#### Written exercise
Write out the records below word for word, please.

▼▼▼

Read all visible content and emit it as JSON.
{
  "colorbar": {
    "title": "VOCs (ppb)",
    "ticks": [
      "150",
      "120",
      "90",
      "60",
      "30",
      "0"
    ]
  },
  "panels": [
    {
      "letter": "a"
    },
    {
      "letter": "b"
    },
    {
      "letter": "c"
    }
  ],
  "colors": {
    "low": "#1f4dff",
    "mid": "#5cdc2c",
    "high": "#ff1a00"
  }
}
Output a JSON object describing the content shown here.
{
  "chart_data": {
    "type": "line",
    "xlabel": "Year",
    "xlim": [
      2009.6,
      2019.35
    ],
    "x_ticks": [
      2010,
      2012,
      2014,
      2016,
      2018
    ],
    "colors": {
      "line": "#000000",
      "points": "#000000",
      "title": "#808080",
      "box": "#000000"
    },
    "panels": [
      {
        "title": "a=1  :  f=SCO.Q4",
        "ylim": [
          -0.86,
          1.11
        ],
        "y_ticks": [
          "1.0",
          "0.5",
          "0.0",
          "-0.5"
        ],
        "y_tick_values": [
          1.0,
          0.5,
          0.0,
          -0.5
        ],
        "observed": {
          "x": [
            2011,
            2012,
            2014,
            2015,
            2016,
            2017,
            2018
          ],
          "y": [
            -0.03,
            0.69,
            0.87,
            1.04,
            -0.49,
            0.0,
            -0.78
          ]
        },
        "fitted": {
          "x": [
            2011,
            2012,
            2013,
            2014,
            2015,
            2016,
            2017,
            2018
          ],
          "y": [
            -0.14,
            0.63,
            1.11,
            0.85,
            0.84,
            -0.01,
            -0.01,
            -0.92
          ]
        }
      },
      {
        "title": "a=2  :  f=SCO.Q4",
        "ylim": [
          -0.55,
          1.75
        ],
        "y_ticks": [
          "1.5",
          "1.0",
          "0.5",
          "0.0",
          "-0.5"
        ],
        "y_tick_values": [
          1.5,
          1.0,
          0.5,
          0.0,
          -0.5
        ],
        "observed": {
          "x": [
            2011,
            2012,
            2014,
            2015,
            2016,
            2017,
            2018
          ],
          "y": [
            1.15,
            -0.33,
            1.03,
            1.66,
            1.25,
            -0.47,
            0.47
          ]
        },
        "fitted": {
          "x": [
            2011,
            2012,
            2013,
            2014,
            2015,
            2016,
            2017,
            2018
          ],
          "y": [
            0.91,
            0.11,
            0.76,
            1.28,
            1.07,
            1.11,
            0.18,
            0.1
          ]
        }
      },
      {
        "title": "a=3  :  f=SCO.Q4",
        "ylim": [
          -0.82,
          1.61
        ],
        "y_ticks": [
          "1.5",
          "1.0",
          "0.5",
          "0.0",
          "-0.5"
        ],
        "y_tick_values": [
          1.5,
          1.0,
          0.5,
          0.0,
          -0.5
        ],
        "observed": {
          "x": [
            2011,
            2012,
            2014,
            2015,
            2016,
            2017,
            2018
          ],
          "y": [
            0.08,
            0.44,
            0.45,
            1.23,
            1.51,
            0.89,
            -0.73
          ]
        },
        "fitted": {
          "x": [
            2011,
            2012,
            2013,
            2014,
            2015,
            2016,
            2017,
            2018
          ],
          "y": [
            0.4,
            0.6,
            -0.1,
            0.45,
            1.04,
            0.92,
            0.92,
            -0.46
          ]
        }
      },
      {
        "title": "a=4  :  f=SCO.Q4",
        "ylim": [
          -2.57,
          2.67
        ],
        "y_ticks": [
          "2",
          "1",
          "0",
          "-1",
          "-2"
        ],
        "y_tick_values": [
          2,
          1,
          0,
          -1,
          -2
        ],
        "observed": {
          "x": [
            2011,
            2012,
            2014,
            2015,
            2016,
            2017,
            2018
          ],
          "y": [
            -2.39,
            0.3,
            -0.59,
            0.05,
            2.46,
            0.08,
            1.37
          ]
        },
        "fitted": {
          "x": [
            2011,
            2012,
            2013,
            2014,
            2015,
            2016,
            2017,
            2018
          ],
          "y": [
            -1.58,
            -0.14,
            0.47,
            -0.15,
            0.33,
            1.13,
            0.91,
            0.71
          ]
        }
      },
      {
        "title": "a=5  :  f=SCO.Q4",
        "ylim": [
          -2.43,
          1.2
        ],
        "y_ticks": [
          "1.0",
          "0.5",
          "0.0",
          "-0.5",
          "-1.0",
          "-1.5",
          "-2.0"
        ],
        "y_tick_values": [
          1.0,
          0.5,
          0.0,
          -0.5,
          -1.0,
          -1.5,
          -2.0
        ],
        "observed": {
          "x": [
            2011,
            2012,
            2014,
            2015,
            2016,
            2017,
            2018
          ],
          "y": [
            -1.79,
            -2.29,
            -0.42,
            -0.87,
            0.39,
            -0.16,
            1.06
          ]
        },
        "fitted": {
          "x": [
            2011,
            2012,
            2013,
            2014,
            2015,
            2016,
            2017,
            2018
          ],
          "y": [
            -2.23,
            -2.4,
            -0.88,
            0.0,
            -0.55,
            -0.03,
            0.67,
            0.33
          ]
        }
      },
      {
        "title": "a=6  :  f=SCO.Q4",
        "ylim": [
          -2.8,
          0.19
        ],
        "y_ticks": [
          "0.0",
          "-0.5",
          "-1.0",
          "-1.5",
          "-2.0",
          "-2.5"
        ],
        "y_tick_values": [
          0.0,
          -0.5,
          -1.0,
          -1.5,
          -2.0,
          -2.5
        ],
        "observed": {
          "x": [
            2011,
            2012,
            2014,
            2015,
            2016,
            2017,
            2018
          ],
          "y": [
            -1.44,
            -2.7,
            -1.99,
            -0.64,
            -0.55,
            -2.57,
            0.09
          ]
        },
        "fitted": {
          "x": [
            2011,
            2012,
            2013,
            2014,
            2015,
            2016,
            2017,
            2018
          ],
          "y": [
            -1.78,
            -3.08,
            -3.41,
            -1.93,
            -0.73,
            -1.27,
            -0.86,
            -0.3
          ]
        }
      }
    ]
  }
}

▲▲▲

#### Task result
Read all visible content and emit it as JSON.
{
  "colorbar": {
    "title": "VOCs (ppb)",
    "ticks": [
      "150",
      "120",
      "90",
      "60",
      "30",
      "0"
    ]
  },
  "panels": [
    {
      "letter": "a"
    },
    {
      "letter": "b"
    },
    {
      "letter": "c"
    }
  ],
  "colors": {
    "low": "#1f4dff",
    "mid": "#5cdc2c",
    "high": "#ff1a00"
  }
}
Output a JSON object describing the content shown here.
{
  "chart_data": {
    "type": "line",
    "xlabel": "Year",
    "xlim": [
      2009.6,
      2019.35
    ],
    "x_ticks": [
      2010,
      2012,
      2014,
      2016,
      2018
    ],
    "colors": {
      "line": "#000000",
      "points": "#000000",
      "title": "#808080",
      "box": "#000000"
    },
    "panels": [
      {
        "title": "a=1  :  f=SCO.Q4",
        "ylim": [
          -0.86,
          1.11
        ],
        "y_ticks": [
          "1.0",
          "0.5",
          "0.0",
          "-0.5"
        ],
        "y_tick_values": [
          1.0,
          0.5,
          0.0,
          -0.5
        ],
        "observed": {
          "x": [
            2011,
            2012,
            2014,
            2015,
            2016,
            2017,
            2018
          ],
          "y": [
            -0.03,
            0.69,
            0.87,
            1.04,
            -0.49,
            0.0,
            -0.78
          ]
        },
        "fitted": {
          "x": [
            2011,
            2012,
            2013,
            2014,
            2015,
            2016,
            2017,
            2018
          ],
          "y": [
            -0.14,
            0.63,
            1.11,
            0.85,
            0.84,
            -0.01,
            -0.01,
            -0.92
          ]
        }
      },
      {
        "title": "a=2  :  f=SCO.Q4",
        "ylim": [
          -0.55,
          1.75
        ],
        "y_ticks": [
          "1.5",
          "1.0",
          "0.5",
          "0.0",
          "-0.5"
        ],
        "y_tick_values": [
          1.5,
          1.0,
          0.5,
          0.0,
          -0.5
        ],
        "observed": {
          "x": [
            2011,
            2012,
            2014,
            2015,
            2016,
            2017,
            2018
          ],
          "y": [
            1.15,
            -0.33,
            1.03,
            1.66,
            1.25,
            -0.47,
            0.47
          ]
        },
        "fitted": {
          "x": [
            2011,
            2012,
            2013,
            2014,
            2015,
            2016,
            2017,
            2018
          ],
          "y": [
            0.91,
            0.11,
            0.76,
            1.28,
            1.07,
            1.11,
            0.18,
            0.1
          ]
        }
      },
      {
        "title": "a=3  :  f=SCO.Q4",
        "ylim": [
          -0.82,
          1.61
        ],
        "y_ticks": [
          "1.5",
          "1.0",
          "0.5",
          "0.0",
          "-0.5"
        ],
        "y_tick_values": [
          1.5,
          1.0,
          0.5,
          0.0,
          -0.5
        ],
        "observed": {
          "x": [
            2011,
            2012,
            2014,
            2015,
            2016,
            2017,
            2018
          ],
          "y": [
            0.08,
            0.44,
            0.45,
            1.23,
            1.51,
            0.89,
            -0.73
          ]
        },
        "fitted": {
          "x": [
            2011,
            2012,
            2013,
            2014,
            2015,
            2016,
            2017,
            2018
          ],
          "y": [
            0.4,
            0.6,
            -0.1,
            0.45,
            1.04,
            0.92,
            0.92,
            -0.46
          ]
        }
      },
      {
        "title": "a=4  :  f=SCO.Q4",
        "ylim": [
          -2.57,
          2.67
        ],
        "y_ticks": [
          "2",
          "1",
          "0",
          "-1",
          "-2"
        ],
        "y_tick_values": [
          2,
          1,
          0,
          -1,
          -2
        ],
        "observed": {
          "x": [
            2011,
            2012,
            2014,
            2015,
            2016,
            2017,
            2018
          ],
          "y": [
            -2.39,
            0.3,
            -0.59,
            0.05,
            2.46,
            0.08,
            1.37
          ]
        },
        "fitted": {
          "x": [
            2011,
            2012,
            2013,
            2014,
            2015,
            2016,
            2017,
            2018
          ],
          "y": [
            -1.58,
            -0.14,
            0.47,
            -0.15,
            0.33,
            1.13,
            0.91,
            0.71
          ]
        }
      },
      {
        "title": "a=5  :  f=SCO.Q4",
        "ylim": [
          -2.43,
          1.2
        ],
        "y_ticks": [
          "1.0",
          "0.5",
          "0.0",
          "-0.5",
          "-1.0",
          "-1.5",
          "-2.0"
        ],
        "y_tick_values": [
          1.0,
          0.5,
          0.0,
          -0.5,
          -1.0,
          -1.5,
          -2.0
        ],
        "observed": {
          "x": [
            2011,
            2012,
            2014,
            2015,
            2016,
            2017,
            2018
          ],
          "y": [
            -1.79,
            -2.29,
            -0.42,
            -0.87,
            0.39,
            -0.16,
            1.06
          ]
        },
        "fitted": {
          "x": [
            2011,
            2012,
            2013,
            2014,
            2015,
            2016,
            2017,
            2018
          ],
          "y": [
            -2.23,
            -2.4,
            -0.88,
            0.0,
            -0.55,
            -0.03,
            0.67,
            0.33
          ]
        }
      },
      {
        "title": "a=6  :  f=SCO.Q4",
        "ylim": [
          -2.8,
          0.19
        ],
        "y_ticks": [
          "0.0",
          "-0.5",
          "-1.0",
          "-1.5",
          "-2.0",
          "-2.5"
        ],
        "y_tick_values": [
          0.0,
          -0.5,
          -1.0,
          -1.5,
          -2.0,
          -2.5
        ],
        "observed": {
          "x": [
            2011,
            2012,
            2014,
            2015,
            2016,
            2017,
            2018
          ],
          "y": [
            -1.44,
            -2.7,
            -1.99,
            -0.64,
            -0.55,
            -2.57,
            0.09
          ]
        },
        "fitted": {
          "x": [
            2011,
            2012,
            2013,
            2014,
            2015,
            2016,
            2017,
            2018
          ],
          "y": [
            -1.78,
            -3.08,
            -3.41,
            -1.93,
            -0.73,
            -1.27,
            -0.86,
            -0.3
          ]
        }
      }
    ]
  }
}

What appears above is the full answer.